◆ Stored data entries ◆
================================

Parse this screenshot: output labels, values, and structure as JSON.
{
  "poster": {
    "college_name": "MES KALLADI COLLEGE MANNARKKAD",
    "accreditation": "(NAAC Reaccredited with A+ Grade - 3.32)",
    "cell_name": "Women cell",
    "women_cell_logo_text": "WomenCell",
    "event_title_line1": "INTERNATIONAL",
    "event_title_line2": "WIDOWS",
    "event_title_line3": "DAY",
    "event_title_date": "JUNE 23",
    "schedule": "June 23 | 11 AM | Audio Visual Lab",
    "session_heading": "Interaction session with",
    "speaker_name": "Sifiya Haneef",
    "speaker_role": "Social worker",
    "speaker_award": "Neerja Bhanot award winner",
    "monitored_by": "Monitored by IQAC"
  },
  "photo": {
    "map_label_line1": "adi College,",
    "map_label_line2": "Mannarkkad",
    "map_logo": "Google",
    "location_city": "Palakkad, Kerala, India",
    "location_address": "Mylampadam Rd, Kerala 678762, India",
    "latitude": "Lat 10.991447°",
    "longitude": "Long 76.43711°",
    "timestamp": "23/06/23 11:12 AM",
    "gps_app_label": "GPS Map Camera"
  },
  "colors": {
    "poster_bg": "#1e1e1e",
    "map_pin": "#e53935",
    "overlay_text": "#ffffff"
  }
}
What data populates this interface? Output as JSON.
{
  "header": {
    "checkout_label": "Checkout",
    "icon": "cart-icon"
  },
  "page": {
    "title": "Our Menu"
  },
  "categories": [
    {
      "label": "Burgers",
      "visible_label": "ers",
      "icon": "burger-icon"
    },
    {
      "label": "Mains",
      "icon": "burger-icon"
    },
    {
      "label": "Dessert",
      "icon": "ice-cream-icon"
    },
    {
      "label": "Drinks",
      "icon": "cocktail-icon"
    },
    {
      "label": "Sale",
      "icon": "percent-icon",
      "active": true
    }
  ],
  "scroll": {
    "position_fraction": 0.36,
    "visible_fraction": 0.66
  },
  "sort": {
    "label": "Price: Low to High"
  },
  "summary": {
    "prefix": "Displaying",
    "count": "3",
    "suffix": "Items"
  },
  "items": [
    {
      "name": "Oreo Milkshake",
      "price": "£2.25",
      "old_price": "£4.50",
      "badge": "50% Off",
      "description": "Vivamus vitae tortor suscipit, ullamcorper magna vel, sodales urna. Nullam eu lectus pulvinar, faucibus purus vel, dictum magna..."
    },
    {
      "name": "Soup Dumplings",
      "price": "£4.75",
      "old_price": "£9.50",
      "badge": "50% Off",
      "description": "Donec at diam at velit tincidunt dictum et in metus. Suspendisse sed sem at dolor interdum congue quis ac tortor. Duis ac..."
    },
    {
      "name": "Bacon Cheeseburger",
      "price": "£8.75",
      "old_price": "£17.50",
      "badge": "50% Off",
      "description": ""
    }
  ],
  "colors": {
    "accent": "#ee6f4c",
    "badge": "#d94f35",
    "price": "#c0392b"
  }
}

================================

◆ What is expected ◆
Copy each line of the data that contains the word "JSON".

◆ Reply ◆
Parse this screenshot: output labels, values, and structure as JSON.
What data populates this interface? Output as JSON.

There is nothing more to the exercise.